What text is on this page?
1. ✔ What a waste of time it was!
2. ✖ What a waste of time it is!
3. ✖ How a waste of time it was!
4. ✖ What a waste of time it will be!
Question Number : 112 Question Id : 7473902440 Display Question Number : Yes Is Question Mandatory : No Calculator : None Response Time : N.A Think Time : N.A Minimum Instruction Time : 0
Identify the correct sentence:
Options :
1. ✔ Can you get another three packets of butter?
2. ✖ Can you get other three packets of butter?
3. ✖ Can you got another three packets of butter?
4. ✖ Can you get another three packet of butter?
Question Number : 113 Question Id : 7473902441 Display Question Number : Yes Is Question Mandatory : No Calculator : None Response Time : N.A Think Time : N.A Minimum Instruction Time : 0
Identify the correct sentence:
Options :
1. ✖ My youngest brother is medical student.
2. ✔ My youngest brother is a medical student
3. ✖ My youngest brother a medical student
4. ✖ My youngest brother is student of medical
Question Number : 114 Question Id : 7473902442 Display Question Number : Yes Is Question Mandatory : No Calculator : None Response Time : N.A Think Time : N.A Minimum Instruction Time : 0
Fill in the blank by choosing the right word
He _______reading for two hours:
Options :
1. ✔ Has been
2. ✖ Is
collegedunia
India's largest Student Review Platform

---*---

▶ **Your task**: Copy the entries above exactly, leaving none out.

▶ **Full output**:
What text is on this page?
1. ✔ What a waste of time it was!
2. ✖ What a waste of time it is!
3. ✖ How a waste of time it was!
4. ✖ What a waste of time it will be!
Question Number : 112 Question Id : 7473902440 Display Question Number : Yes Is Question Mandatory : No Calculator : None Response Time : N.A Think Time : N.A Minimum Instruction Time : 0
Identify the correct sentence:
Options :
1. ✔ Can you get another three packets of butter?
2. ✖ Can you get other three packets of butter?
3. ✖ Can you got another three packets of butter?
4. ✖ Can you get another three packet of butter?
Question Number : 113 Question Id : 7473902441 Display Question Number : Yes Is Question Mandatory : No Calculator : None Response Time : N.A Think Time : N.A Minimum Instruction Time : 0
Identify the correct sentence:
Options :
1. ✖ My youngest brother is medical student.
2. ✔ My youngest brother is a medical student
3. ✖ My youngest brother a medical student
4. ✖ My youngest brother is student of medical
Question Number : 114 Question Id : 7473902442 Display Question Number : Yes Is Question Mandatory : No Calculator : None Response Time : N.A Think Time : N.A Minimum Instruction Time : 0
Fill in the blank by choosing the right word
He _______reading for two hours:
Options :
1. ✔ Has been
2. ✖ Is
collegedunia
India's largest Student Review Platform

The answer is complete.